- **Given task**: Arrange the lines below as a Markdown table with two columns, No. and Line, giving each line its own numbered row and omitting any blank lines.

------ Exercise materials

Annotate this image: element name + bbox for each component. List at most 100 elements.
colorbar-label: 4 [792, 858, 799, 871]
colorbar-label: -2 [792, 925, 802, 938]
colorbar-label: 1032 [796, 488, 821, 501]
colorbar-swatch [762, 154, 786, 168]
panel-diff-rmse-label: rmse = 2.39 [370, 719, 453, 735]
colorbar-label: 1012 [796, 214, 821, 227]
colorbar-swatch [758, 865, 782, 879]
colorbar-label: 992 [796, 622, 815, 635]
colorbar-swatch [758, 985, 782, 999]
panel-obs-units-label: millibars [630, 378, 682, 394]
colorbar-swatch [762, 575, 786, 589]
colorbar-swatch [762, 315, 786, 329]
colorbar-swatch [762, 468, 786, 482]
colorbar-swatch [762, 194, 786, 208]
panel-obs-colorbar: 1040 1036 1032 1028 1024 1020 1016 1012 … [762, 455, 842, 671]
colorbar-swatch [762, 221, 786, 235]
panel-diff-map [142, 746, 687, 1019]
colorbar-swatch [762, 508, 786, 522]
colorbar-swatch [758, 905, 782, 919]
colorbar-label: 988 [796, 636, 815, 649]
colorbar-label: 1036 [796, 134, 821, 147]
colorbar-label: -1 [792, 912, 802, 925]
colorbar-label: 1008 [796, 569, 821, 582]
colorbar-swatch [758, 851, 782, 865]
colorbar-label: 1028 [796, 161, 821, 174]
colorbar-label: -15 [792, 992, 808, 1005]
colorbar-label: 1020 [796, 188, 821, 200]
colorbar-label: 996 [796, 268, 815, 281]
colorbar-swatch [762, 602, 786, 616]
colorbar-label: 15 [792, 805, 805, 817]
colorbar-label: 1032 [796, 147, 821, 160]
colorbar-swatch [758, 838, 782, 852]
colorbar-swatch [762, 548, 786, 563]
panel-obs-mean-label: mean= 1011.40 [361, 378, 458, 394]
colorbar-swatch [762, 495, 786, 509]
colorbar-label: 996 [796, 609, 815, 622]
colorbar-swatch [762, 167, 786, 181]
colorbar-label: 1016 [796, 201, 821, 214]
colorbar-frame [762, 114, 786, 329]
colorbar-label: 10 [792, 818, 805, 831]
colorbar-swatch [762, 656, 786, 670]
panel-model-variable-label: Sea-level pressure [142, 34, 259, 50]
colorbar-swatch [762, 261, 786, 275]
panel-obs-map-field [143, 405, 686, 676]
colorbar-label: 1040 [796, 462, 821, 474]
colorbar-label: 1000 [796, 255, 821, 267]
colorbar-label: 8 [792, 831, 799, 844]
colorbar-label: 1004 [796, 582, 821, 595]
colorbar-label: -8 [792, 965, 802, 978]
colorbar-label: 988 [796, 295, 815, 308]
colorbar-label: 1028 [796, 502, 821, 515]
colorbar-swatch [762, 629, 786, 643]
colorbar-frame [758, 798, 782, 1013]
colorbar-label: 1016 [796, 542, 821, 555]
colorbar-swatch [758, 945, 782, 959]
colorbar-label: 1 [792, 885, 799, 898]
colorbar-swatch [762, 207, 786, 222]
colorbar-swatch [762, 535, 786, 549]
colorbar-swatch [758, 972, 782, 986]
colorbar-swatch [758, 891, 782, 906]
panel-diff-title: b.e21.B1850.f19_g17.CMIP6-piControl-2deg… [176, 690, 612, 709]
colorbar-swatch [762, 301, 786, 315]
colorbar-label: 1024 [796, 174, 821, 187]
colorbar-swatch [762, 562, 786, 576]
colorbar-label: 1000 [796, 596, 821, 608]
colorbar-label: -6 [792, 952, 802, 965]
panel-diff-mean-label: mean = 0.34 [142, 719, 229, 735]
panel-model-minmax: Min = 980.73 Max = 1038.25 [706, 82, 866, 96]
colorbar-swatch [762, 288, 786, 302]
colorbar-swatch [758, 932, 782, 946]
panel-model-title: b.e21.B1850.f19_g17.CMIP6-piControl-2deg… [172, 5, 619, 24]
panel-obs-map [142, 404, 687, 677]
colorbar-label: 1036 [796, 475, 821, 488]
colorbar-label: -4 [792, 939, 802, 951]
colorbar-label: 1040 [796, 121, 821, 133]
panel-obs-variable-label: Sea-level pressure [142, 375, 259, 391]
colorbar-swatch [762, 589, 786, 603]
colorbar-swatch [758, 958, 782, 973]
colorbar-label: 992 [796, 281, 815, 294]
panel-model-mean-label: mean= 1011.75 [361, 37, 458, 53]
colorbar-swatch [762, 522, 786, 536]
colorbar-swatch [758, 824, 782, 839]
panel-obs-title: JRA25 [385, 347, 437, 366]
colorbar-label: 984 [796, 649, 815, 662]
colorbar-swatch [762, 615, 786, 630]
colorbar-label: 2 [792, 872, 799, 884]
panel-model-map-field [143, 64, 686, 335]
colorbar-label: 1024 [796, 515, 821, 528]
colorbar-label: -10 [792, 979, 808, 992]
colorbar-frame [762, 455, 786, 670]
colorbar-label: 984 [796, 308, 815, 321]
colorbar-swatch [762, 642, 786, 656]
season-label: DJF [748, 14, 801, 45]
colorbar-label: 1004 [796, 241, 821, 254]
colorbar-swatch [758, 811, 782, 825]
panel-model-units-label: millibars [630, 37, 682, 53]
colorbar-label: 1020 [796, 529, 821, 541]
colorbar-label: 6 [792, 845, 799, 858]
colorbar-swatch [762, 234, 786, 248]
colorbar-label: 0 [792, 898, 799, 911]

------------

- **Complete output**:
| No. | Line |
|---|---|
| 1 | Annotate this image: element name + bbox for each component. List at most 100 elements. |
| 2 | colorbar-label: 4 [792, 858, 799, 871] |
| 3 | colorbar-label: -2 [792, 925, 802, 938] |
| 4 | colorbar-label: 1032 [796, 488, 821, 501] |
| 5 | colorbar-swatch [762, 154, 786, 168] |
| 6 | panel-diff-rmse-label: rmse = 2.39 [370, 719, 453, 735] |
| 7 | colorbar-label: 1012 [796, 214, 821, 227] |
| 8 | colorbar-swatch [758, 865, 782, 879] |
| 9 | colorbar-label: 992 [796, 622, 815, 635] |
| 10 | colorbar-swatch [758, 985, 782, 999] |
| 11 | panel-obs-units-label: millibars [630, 378, 682, 394] |
| 12 | colorbar-swatch [762, 575, 786, 589] |
| 13 | colorbar-swatch [762, 315, 786, 329] |
| 14 | colorbar-swatch [762, 468, 786, 482] |
| 15 | colorbar-swatch [762, 194, 786, 208] |
| 16 | panel-obs-colorbar: 1040 1036 1032 1028 1024 1020 1016 1012 … [762, 455, 842, 671] |
| 17 | colorbar-swatch [762, 221, 786, 235] |
| 18 | panel-diff-map [142, 746, 687, 1019] |
| 19 | colorbar-swatch [762, 508, 786, 522] |
| 20 | colorbar-swatch [758, 905, 782, 919] |
| 21 | colorbar-label: 988 [796, 636, 815, 649] |
| 22 | colorbar-label: 1036 [796, 134, 821, 147] |
| 23 | colorbar-label: -1 [792, 912, 802, 925] |
| 24 | colorbar-label: 1008 [796, 569, 821, 582] |
| 25 | colorbar-swatch [758, 851, 782, 865] |
| 26 | colorbar-label: 1028 [796, 161, 821, 174] |
| 27 | colorbar-label: -15 [792, 992, 808, 1005] |
| 28 | colorbar-label: 1020 [796, 188, 821, 200] |
| 29 | colorbar-label: 996 [796, 268, 815, 281] |
| 30 | colorbar-swatch [762, 602, 786, 616] |
| 31 | colorbar-label: 15 [792, 805, 805, 817] |
| 32 | colorbar-label: 1032 [796, 147, 821, 160] |
| 33 | colorbar-swatch [758, 838, 782, 852] |
| 34 | colorbar-swatch [762, 548, 786, 563] |
| 35 | panel-obs-mean-label: mean= 1011.40 [361, 378, 458, 394] |
| 36 | colorbar-swatch [762, 495, 786, 509] |
| 37 | colorbar-label: 996 [796, 609, 815, 622] |
| 38 | colorbar-swatch [762, 167, 786, 181] |
| 39 | colorbar-label: 1016 [796, 201, 821, 214] |
| 40 | colorbar-frame [762, 114, 786, 329] |
| 41 | colorbar-label: 10 [792, 818, 805, 831] |
| 42 | colorbar-swatch [762, 656, 786, 670] |
| 43 | panel-model-variable-label: Sea-level pressure [142, 34, 259, 50] |
| 44 | colorbar-swatch [762, 261, 786, 275] |
| 45 | panel-obs-map-field [143, 405, 686, 676] |
| 46 | colorbar-label: 1040 [796, 462, 821, 474] |
| 47 | colorbar-label: 1000 [796, 255, 821, 267] |
| 48 | colorbar-label: 8 [792, 831, 799, 844] |
| 49 | colorbar-label: 1004 [796, 582, 821, 595] |
| 50 | colorbar-label: -8 [792, 965, 802, 978] |
| 51 | colorbar-label: 988 [796, 295, 815, 308] |
| 52 | colorbar-label: 1028 [796, 502, 821, 515] |
| 53 | colorbar-swatch [762, 629, 786, 643] |
| 54 | colorbar-frame [758, 798, 782, 1013] |
| 55 | colorbar-label: 1016 [796, 542, 821, 555] |
| 56 | colorbar-swatch [758, 945, 782, 959] |
| 57 | colorbar-label: 1 [792, 885, 799, 898] |
| 58 | colorbar-swatch [762, 207, 786, 222] |
| 59 | colorbar-swatch [762, 535, 786, 549] |
| 60 | colorbar-swatch [758, 972, 782, 986] |
| 61 | colorbar-swatch [758, 891, 782, 906] |
| 62 | panel-diff-title: b.e21.B1850.f19_g17.CMIP6-piControl-2deg… [176, 690, 612, 709] |
| 63 | colorbar-swatch [762, 301, 786, 315] |
| 64 | colorbar-label: 1024 [796, 174, 821, 187] |
| 65 | colorbar-swatch [762, 562, 786, 576] |
| 66 | colorbar-label: 1000 [796, 596, 821, 608] |
| 67 | colorbar-label: -6 [792, 952, 802, 965] |
| 68 | panel-diff-mean-label: mean = 0.34 [142, 719, 229, 735] |
| 69 | panel-model-minmax: Min = 980.73 Max = 1038.25 [706, 82, 866, 96] |
| 70 | colorbar-swatch [762, 288, 786, 302] |
| 71 | colorbar-swatch [758, 932, 782, 946] |
| 72 | panel-model-title: b.e21.B1850.f19_g17.CMIP6-piControl-2deg… [172, 5, 619, 24] |
| 73 | panel-obs-map [142, 404, 687, 677] |
| 74 | colorbar-label: 1036 [796, 475, 821, 488] |
| 75 | colorbar-label: -4 [792, 939, 802, 951] |
| 76 | colorbar-label: 1040 [796, 121, 821, 133] |
| 77 | panel-obs-variable-label: Sea-level pressure [142, 375, 259, 391] |
| 78 | colorbar-swatch [762, 589, 786, 603] |
| 79 | colorbar-swatch [758, 958, 782, 973] |
| 80 | colorbar-label: 992 [796, 281, 815, 294] |
| 81 | panel-model-mean-label: mean= 1011.75 [361, 37, 458, 53] |
| 82 | colorbar-swatch [762, 522, 786, 536] |
| 83 | colorbar-swatch [758, 824, 782, 839] |
| 84 | panel-obs-title: JRA25 [385, 347, 437, 366] |
| 85 | colorbar-label: 984 [796, 649, 815, 662] |
| 86 | colorbar-swatch [762, 615, 786, 630] |
| 87 | colorbar-label: 2 [792, 872, 799, 884] |
| 88 | panel-model-map-field [143, 64, 686, 335] |
| 89 | colorbar-label: 1024 [796, 515, 821, 528] |
| 90 | colorbar-label: -10 [792, 979, 808, 992] |
| 91 | colorbar-frame [762, 455, 786, 670] |
| 92 | colorbar-label: 984 [796, 308, 815, 321] |
| 93 | colorbar-swatch [762, 642, 786, 656] |
| 94 | season-label: DJF [748, 14, 801, 45] |
| 95 | colorbar-label: 1004 [796, 241, 821, 254] |
| 96 | colorbar-swatch [758, 811, 782, 825] |
| 97 | panel-model-units-label: millibars [630, 37, 682, 53] |
| 98 | colorbar-label: 1020 [796, 529, 821, 541] |
| 99 | colorbar-label: 6 [792, 845, 799, 858] |
| 100 | colorbar-swatch [762, 234, 786, 248] |
| 101 | colorbar-label: 0 [792, 898, 799, 911] |